- [Prompt]: Skip the pictures and extract all of the lines exactly as written.

———

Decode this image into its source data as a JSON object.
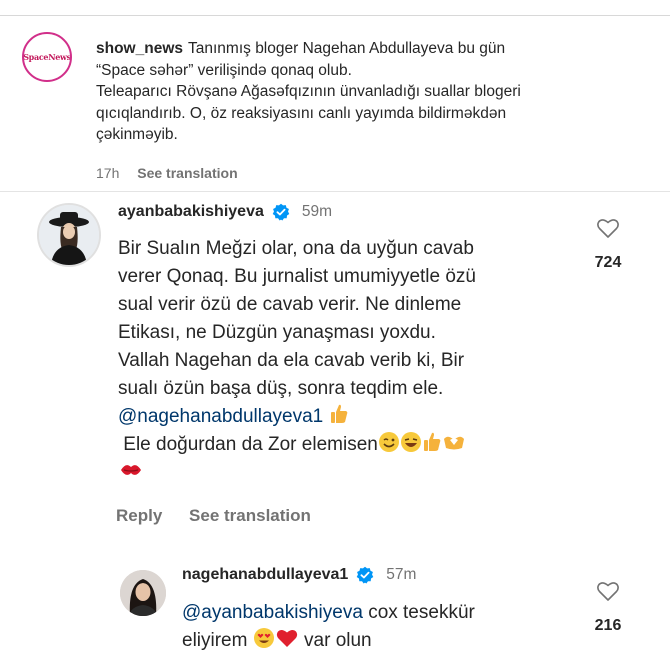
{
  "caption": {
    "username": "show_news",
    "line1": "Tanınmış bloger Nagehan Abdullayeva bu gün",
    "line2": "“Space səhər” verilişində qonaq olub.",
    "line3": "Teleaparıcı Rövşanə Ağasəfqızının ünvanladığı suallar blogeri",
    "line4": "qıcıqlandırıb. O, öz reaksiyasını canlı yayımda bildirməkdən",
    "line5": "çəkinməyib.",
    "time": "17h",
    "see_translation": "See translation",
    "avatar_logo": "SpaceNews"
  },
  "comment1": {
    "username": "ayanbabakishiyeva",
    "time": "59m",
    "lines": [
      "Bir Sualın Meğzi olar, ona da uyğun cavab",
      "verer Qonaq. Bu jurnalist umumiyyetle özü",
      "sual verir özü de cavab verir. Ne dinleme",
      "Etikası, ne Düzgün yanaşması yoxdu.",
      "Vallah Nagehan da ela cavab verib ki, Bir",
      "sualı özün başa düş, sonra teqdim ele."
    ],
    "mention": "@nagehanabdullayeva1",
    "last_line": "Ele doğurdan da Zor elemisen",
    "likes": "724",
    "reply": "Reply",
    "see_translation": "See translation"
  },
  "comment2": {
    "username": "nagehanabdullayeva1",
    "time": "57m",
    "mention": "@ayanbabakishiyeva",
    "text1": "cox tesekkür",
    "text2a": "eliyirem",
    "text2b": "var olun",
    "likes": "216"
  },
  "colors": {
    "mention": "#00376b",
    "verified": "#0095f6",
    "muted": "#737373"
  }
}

———

- [Written answer]:
Decode this image into its source data as a JSON object.
{
  "caption": {
    "username": "show_news",
    "line1": "Tanınmış bloger Nagehan Abdullayeva bu gün",
    "line2": "“Space səhər” verilişində qonaq olub.",
    "line3": "Teleaparıcı Rövşanə Ağasəfqızının ünvanladığı suallar blogeri",
    "line4": "qıcıqlandırıb. O, öz reaksiyasını canlı yayımda bildirməkdən",
    "line5": "çəkinməyib.",
    "time": "17h",
    "see_translation": "See translation",
    "avatar_logo": "SpaceNews"
  },
  "comment1": {
    "username": "ayanbabakishiyeva",
    "time": "59m",
    "lines": [
      "Bir Sualın Meğzi olar, ona da uyğun cavab",
      "verer Qonaq. Bu jurnalist umumiyyetle özü",
      "sual verir özü de cavab verir. Ne dinleme",
      "Etikası, ne Düzgün yanaşması yoxdu.",
      "Vallah Nagehan da ela cavab verib ki, Bir",
      "sualı özün başa düş, sonra teqdim ele."
    ],
    "mention": "@nagehanabdullayeva1",
    "last_line": "Ele doğurdan da Zor elemisen",
    "likes": "724",
    "reply": "Reply",
    "see_translation": "See translation"
  },
  "comment2": {
    "username": "nagehanabdullayeva1",
    "time": "57m",
    "mention": "@ayanbabakishiyeva",
    "text1": "cox tesekkür",
    "text2a": "eliyirem",
    "text2b": "var olun",
    "likes": "216"
  },
  "colors": {
    "mention": "#00376b",
    "verified": "#0095f6",
    "muted": "#737373"
  }
}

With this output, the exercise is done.